* _Written instruction_
Count every line where "this" shows up, and give that number only.

- - -

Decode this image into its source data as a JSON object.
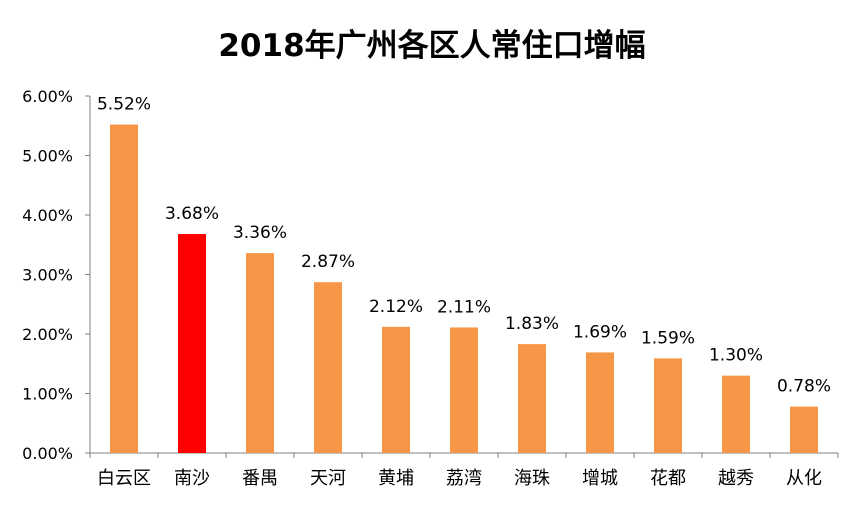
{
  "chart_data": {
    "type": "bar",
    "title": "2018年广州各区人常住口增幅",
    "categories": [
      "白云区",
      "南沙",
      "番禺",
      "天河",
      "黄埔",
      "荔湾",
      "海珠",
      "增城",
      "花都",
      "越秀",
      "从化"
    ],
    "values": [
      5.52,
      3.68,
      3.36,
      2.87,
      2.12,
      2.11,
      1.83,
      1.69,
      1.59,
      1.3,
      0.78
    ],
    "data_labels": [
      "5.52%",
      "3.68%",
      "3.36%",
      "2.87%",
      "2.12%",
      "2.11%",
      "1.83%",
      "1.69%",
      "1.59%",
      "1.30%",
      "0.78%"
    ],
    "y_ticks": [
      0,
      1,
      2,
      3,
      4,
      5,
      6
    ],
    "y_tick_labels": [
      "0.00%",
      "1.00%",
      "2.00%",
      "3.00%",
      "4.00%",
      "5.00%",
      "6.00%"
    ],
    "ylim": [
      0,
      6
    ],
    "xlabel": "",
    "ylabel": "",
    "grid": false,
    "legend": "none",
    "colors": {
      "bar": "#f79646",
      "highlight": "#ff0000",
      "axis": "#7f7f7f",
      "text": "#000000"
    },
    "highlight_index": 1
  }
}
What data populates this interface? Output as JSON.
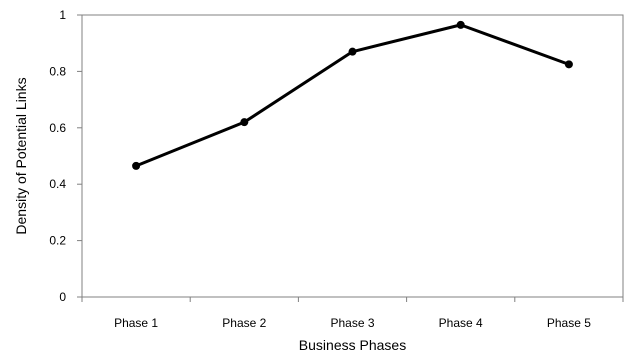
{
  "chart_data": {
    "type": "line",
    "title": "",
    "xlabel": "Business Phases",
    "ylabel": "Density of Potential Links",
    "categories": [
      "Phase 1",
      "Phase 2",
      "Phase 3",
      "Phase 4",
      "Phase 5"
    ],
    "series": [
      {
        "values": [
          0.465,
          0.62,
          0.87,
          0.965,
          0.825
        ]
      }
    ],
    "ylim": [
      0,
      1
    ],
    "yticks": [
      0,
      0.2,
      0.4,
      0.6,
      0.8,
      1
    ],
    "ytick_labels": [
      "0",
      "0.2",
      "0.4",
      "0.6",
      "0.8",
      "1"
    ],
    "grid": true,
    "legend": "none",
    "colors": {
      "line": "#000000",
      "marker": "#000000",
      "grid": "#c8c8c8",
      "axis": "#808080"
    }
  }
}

- - -

* _Exercise output_
2